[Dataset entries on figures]
"""

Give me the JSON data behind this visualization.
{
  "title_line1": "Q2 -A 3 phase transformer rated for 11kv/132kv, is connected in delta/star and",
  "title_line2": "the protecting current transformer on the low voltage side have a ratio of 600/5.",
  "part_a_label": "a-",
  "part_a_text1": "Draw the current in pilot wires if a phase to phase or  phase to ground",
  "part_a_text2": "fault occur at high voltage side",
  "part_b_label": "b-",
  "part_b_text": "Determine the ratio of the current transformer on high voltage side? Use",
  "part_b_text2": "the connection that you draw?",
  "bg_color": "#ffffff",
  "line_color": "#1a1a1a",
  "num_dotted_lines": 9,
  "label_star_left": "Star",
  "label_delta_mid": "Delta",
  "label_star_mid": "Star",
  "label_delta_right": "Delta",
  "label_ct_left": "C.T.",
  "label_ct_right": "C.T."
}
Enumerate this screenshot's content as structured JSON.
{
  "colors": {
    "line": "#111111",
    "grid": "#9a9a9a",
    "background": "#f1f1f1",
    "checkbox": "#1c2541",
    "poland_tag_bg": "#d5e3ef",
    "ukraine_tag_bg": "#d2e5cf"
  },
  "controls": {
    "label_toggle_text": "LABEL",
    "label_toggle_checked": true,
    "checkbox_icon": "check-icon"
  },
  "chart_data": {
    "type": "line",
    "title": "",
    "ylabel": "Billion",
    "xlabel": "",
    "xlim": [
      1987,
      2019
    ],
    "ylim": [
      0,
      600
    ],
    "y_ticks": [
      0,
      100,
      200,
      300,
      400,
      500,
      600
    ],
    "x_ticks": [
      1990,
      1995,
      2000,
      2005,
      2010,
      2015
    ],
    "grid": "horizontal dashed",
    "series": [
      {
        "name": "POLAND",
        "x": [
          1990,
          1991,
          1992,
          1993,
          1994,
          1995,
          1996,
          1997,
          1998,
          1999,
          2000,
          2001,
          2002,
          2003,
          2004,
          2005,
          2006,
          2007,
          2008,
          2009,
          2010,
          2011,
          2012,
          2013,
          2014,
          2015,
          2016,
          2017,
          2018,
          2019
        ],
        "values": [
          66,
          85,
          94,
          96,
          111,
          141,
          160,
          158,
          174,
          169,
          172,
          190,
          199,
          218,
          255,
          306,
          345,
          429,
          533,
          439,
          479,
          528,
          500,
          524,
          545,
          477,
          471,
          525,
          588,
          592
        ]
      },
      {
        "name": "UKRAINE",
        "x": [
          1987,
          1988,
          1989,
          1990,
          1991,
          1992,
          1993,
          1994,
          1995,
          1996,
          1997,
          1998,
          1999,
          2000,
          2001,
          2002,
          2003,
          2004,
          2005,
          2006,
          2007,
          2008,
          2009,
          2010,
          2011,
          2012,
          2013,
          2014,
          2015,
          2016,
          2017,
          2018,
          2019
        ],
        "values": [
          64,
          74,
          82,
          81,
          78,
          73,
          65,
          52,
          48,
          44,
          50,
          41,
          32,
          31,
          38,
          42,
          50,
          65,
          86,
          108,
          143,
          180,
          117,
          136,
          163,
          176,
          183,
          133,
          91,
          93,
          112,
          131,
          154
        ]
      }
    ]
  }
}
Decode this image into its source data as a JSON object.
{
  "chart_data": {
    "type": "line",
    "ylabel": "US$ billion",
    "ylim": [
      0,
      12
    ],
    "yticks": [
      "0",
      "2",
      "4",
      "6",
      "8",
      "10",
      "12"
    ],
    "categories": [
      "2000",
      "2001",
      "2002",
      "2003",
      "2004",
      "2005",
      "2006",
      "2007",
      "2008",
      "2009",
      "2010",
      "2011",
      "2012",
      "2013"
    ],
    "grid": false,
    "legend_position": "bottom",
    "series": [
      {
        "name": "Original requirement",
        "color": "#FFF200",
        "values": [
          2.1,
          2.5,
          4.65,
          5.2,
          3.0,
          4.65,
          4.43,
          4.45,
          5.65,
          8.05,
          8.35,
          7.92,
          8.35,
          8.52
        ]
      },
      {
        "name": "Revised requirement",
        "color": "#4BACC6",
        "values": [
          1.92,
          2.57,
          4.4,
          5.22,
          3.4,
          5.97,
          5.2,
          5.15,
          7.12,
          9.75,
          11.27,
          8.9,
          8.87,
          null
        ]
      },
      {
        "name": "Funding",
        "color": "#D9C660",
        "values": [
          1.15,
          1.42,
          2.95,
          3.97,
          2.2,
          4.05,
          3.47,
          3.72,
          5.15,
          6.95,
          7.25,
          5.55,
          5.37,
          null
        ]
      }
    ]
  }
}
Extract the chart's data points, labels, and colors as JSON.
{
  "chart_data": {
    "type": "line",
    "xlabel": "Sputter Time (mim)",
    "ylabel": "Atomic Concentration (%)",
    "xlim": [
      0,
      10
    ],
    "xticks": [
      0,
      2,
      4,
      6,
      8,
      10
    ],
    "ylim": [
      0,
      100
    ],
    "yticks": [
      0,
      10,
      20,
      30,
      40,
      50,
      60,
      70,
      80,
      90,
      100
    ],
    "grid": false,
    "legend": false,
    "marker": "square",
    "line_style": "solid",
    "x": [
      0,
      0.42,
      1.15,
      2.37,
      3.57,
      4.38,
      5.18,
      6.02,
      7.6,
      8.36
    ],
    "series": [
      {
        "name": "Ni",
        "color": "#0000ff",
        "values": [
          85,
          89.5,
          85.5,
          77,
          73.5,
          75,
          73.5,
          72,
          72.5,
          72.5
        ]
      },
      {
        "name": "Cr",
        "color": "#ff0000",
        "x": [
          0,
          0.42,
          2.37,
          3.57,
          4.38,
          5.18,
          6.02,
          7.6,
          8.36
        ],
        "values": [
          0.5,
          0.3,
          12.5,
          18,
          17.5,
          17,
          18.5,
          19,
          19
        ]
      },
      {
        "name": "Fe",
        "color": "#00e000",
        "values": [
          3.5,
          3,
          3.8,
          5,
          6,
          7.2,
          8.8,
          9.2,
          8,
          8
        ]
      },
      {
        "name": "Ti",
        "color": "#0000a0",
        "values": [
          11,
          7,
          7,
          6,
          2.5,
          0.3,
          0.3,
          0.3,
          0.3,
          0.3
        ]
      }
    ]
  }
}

"""

TASK BRIEF —
Reproduce each entry exactly, leaving out nothing.

SOLUTION TO THE PROBLEM —
Give me the JSON data behind this visualization.
{
  "title_line1": "Q2 -A 3 phase transformer rated for 11kv/132kv, is connected in delta/star and",
  "title_line2": "the protecting current transformer on the low voltage side have a ratio of 600/5.",
  "part_a_label": "a-",
  "part_a_text1": "Draw the current in pilot wires if a phase to phase or  phase to ground",
  "part_a_text2": "fault occur at high voltage side",
  "part_b_label": "b-",
  "part_b_text": "Determine the ratio of the current transformer on high voltage side? Use",
  "part_b_text2": "the connection that you draw?",
  "bg_color": "#ffffff",
  "line_color": "#1a1a1a",
  "num_dotted_lines": 9,
  "label_star_left": "Star",
  "label_delta_mid": "Delta",
  "label_star_mid": "Star",
  "label_delta_right": "Delta",
  "label_ct_left": "C.T.",
  "label_ct_right": "C.T."
}
Enumerate this screenshot's content as structured JSON.
{
  "colors": {
    "line": "#111111",
    "grid": "#9a9a9a",
    "background": "#f1f1f1",
    "checkbox": "#1c2541",
    "poland_tag_bg": "#d5e3ef",
    "ukraine_tag_bg": "#d2e5cf"
  },
  "controls": {
    "label_toggle_text": "LABEL",
    "label_toggle_checked": true,
    "checkbox_icon": "check-icon"
  },
  "chart_data": {
    "type": "line",
    "title": "",
    "ylabel": "Billion",
    "xlabel": "",
    "xlim": [
      1987,
      2019
    ],
    "ylim": [
      0,
      600
    ],
    "y_ticks": [
      0,
      100,
      200,
      300,
      400,
      500,
      600
    ],
    "x_ticks": [
      1990,
      1995,
      2000,
      2005,
      2010,
      2015
    ],
    "grid": "horizontal dashed",
    "series": [
      {
        "name": "POLAND",
        "x": [
          1990,
          1991,
          1992,
          1993,
          1994,
          1995,
          1996,
          1997,
          1998,
          1999,
          2000,
          2001,
          2002,
          2003,
          2004,
          2005,
          2006,
          2007,
          2008,
          2009,
          2010,
          2011,
          2012,
          2013,
          2014,
          2015,
          2016,
          2017,
          2018,
          2019
        ],
        "values": [
          66,
          85,
          94,
          96,
          111,
          141,
          160,
          158,
          174,
          169,
          172,
          190,
          199,
          218,
          255,
          306,
          345,
          429,
          533,
          439,
          479,
          528,
          500,
          524,
          545,
          477,
          471,
          525,
          588,
          592
        ]
      },
      {
        "name": "UKRAINE",
        "x": [
          1987,
          1988,
          1989,
          1990,
          1991,
          1992,
          1993,
          1994,
          1995,
          1996,
          1997,
          1998,
          1999,
          2000,
          2001,
          2002,
          2003,
          2004,
          2005,
          2006,
          2007,
          2008,
          2009,
          2010,
          2011,
          2012,
          2013,
          2014,
          2015,
          2016,
          2017,
          2018,
          2019
        ],
        "values": [
          64,
          74,
          82,
          81,
          78,
          73,
          65,
          52,
          48,
          44,
          50,
          41,
          32,
          31,
          38,
          42,
          50,
          65,
          86,
          108,
          143,
          180,
          117,
          136,
          163,
          176,
          183,
          133,
          91,
          93,
          112,
          131,
          154
        ]
      }
    ]
  }
}
Decode this image into its source data as a JSON object.
{
  "chart_data": {
    "type": "line",
    "ylabel": "US$ billion",
    "ylim": [
      0,
      12
    ],
    "yticks": [
      "0",
      "2",
      "4",
      "6",
      "8",
      "10",
      "12"
    ],
    "categories": [
      "2000",
      "2001",
      "2002",
      "2003",
      "2004",
      "2005",
      "2006",
      "2007",
      "2008",
      "2009",
      "2010",
      "2011",
      "2012",
      "2013"
    ],
    "grid": false,
    "legend_position": "bottom",
    "series": [
      {
        "name": "Original requirement",
        "color": "#FFF200",
        "values": [
          2.1,
          2.5,
          4.65,
          5.2,
          3.0,
          4.65,
          4.43,
          4.45,
          5.65,
          8.05,
          8.35,
          7.92,
          8.35,
          8.52
        ]
      },
      {
        "name": "Revised requirement",
        "color": "#4BACC6",
        "values": [
          1.92,
          2.57,
          4.4,
          5.22,
          3.4,
          5.97,
          5.2,
          5.15,
          7.12,
          9.75,
          11.27,
          8.9,
          8.87,
          null
        ]
      },
      {
        "name": "Funding",
        "color": "#D9C660",
        "values": [
          1.15,
          1.42,
          2.95,
          3.97,
          2.2,
          4.05,
          3.47,
          3.72,
          5.15,
          6.95,
          7.25,
          5.55,
          5.37,
          null
        ]
      }
    ]
  }
}
Extract the chart's data points, labels, and colors as JSON.
{
  "chart_data": {
    "type": "line",
    "xlabel": "Sputter Time (mim)",
    "ylabel": "Atomic Concentration (%)",
    "xlim": [
      0,
      10
    ],
    "xticks": [
      0,
      2,
      4,
      6,
      8,
      10
    ],
    "ylim": [
      0,
      100
    ],
    "yticks": [
      0,
      10,
      20,
      30,
      40,
      50,
      60,
      70,
      80,
      90,
      100
    ],
    "grid": false,
    "legend": false,
    "marker": "square",
    "line_style": "solid",
    "x": [
      0,
      0.42,
      1.15,
      2.37,
      3.57,
      4.38,
      5.18,
      6.02,
      7.6,
      8.36
    ],
    "series": [
      {
        "name": "Ni",
        "color": "#0000ff",
        "values": [
          85,
          89.5,
          85.5,
          77,
          73.5,
          75,
          73.5,
          72,
          72.5,
          72.5
        ]
      },
      {
        "name": "Cr",
        "color": "#ff0000",
        "x": [
          0,
          0.42,
          2.37,
          3.57,
          4.38,
          5.18,
          6.02,
          7.6,
          8.36
        ],
        "values": [
          0.5,
          0.3,
          12.5,
          18,
          17.5,
          17,
          18.5,
          19,
          19
        ]
      },
      {
        "name": "Fe",
        "color": "#00e000",
        "values": [
          3.5,
          3,
          3.8,
          5,
          6,
          7.2,
          8.8,
          9.2,
          8,
          8
        ]
      },
      {
        "name": "Ti",
        "color": "#0000a0",
        "values": [
          11,
          7,
          7,
          6,
          2.5,
          0.3,
          0.3,
          0.3,
          0.3,
          0.3
        ]
      }
    ]
  }
}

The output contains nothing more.